======== RAW RECORDS
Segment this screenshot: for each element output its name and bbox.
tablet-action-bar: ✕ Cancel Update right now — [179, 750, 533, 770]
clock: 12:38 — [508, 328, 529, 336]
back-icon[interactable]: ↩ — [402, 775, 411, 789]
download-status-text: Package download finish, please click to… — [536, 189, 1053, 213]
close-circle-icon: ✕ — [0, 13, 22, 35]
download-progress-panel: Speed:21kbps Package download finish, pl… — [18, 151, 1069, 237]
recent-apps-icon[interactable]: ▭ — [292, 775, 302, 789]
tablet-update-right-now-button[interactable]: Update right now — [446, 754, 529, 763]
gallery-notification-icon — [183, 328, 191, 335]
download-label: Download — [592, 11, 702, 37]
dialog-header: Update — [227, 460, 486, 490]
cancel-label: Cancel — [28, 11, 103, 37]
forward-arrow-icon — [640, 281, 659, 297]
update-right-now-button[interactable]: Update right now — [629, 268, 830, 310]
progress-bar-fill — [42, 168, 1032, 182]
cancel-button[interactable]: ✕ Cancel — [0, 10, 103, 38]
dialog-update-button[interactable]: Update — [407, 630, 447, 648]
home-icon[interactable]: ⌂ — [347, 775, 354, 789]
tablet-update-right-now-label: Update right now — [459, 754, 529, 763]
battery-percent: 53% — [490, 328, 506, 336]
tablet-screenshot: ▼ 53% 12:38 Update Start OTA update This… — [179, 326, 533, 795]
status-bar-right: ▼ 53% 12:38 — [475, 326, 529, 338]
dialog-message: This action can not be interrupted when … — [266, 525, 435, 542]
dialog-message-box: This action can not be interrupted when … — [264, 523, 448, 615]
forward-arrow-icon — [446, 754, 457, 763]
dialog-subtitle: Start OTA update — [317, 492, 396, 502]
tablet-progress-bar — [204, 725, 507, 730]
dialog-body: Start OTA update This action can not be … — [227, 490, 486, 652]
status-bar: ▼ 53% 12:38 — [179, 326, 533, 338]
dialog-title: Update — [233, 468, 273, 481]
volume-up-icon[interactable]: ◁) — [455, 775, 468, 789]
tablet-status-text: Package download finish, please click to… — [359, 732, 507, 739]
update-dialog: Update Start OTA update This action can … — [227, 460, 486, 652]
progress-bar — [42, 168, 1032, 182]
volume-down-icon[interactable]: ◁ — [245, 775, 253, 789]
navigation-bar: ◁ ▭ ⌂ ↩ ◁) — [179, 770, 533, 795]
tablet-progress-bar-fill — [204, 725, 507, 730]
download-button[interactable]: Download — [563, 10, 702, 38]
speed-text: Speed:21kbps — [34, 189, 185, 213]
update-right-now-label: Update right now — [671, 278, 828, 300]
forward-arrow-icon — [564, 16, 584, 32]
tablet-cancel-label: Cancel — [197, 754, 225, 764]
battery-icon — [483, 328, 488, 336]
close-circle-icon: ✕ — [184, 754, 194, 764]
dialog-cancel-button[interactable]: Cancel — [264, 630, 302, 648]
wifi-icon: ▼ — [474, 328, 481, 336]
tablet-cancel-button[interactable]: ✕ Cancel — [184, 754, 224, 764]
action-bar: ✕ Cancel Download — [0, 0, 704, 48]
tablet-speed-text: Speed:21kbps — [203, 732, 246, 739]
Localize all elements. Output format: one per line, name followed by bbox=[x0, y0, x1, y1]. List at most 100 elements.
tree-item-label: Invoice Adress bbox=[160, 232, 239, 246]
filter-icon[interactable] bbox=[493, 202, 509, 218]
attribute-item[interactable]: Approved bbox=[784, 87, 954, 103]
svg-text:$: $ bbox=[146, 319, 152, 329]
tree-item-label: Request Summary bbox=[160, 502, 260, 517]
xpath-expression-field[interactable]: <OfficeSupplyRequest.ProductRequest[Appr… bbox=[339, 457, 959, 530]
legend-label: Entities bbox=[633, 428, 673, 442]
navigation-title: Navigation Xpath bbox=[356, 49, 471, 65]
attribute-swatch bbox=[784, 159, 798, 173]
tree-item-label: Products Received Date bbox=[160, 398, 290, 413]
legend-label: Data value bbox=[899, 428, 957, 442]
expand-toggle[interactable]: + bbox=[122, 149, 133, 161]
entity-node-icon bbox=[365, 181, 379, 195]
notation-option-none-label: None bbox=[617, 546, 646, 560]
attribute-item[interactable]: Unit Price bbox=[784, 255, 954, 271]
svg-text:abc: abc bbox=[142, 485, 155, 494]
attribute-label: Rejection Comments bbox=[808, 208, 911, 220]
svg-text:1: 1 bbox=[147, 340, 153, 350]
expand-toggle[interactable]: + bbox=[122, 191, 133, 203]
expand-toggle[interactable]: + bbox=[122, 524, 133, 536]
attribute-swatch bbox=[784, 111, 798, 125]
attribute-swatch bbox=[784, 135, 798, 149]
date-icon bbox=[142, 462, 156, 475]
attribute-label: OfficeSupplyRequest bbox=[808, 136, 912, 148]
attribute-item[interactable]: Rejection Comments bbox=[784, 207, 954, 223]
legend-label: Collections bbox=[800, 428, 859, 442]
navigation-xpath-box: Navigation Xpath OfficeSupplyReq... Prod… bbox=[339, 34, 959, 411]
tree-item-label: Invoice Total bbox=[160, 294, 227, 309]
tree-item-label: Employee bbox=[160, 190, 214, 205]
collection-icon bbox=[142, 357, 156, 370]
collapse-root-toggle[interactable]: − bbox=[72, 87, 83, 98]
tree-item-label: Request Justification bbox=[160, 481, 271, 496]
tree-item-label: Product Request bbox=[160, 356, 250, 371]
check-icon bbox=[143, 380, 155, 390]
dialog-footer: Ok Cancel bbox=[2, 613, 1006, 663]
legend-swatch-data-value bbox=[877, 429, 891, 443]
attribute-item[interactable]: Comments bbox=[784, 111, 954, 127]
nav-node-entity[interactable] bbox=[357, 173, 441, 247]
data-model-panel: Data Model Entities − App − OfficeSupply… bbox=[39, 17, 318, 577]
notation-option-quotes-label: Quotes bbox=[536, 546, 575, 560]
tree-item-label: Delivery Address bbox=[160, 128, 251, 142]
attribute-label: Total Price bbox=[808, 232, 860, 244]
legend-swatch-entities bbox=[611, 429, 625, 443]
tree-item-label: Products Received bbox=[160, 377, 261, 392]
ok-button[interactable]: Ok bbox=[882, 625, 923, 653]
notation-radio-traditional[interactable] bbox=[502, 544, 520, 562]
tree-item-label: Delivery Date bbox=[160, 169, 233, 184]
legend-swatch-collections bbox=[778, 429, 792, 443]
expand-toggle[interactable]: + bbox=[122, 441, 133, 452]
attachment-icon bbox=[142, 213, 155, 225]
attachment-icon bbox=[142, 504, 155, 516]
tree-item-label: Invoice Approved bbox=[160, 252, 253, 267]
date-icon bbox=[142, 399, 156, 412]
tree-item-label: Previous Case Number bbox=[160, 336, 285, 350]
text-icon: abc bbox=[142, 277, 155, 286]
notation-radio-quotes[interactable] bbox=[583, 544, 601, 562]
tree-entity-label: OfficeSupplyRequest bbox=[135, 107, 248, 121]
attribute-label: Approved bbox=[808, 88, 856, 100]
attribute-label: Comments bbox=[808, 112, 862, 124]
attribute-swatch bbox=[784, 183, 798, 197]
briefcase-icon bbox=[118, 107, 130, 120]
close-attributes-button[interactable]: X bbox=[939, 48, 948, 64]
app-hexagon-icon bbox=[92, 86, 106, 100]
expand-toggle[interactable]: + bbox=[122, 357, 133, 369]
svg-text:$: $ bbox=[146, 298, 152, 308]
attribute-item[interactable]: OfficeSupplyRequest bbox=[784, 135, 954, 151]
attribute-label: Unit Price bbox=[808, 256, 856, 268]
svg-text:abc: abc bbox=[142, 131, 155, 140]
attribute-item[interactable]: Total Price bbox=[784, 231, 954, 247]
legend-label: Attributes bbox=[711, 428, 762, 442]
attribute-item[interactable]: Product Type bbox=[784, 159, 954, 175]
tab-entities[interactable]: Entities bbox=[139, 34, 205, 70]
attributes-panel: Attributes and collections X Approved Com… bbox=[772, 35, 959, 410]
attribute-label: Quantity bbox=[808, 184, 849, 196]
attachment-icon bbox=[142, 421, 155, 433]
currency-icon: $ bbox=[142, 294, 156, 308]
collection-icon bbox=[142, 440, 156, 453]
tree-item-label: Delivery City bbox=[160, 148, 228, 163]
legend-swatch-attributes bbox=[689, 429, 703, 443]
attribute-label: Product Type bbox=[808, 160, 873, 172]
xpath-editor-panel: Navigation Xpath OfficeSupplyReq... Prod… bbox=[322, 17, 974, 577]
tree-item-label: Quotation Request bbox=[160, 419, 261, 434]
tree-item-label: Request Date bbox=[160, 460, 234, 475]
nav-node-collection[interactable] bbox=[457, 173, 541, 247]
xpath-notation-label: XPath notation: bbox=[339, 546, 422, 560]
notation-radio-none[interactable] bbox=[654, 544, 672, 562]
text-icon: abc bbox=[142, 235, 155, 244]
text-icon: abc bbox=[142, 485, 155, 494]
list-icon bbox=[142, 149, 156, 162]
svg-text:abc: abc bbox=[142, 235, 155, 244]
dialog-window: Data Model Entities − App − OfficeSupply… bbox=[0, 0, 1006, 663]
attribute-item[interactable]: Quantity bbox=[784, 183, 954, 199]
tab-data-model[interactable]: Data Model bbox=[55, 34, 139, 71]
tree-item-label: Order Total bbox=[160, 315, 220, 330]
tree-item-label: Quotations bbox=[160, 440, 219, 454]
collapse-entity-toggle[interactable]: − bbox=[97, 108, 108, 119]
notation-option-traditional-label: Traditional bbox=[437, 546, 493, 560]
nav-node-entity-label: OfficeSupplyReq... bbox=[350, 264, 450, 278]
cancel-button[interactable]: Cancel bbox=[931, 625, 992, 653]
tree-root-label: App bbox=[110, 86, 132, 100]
================
§ **WHAT YOU HAVE TO DO**: Can you write out the listing above word for word, from its very first line down through the line containing "close-circle-icon: ✕ — [0, 13, 22, 35]"?

§ **ANSWER TO THIS PROBLEM**:
Segment this screenshot: for each element output its name and bbox.
tablet-action-bar: ✕ Cancel Update right now — [179, 750, 533, 770]
clock: 12:38 — [508, 328, 529, 336]
back-icon[interactable]: ↩ — [402, 775, 411, 789]
download-status-text: Package download finish, please click to… — [536, 189, 1053, 213]
close-circle-icon: ✕ — [0, 13, 22, 35]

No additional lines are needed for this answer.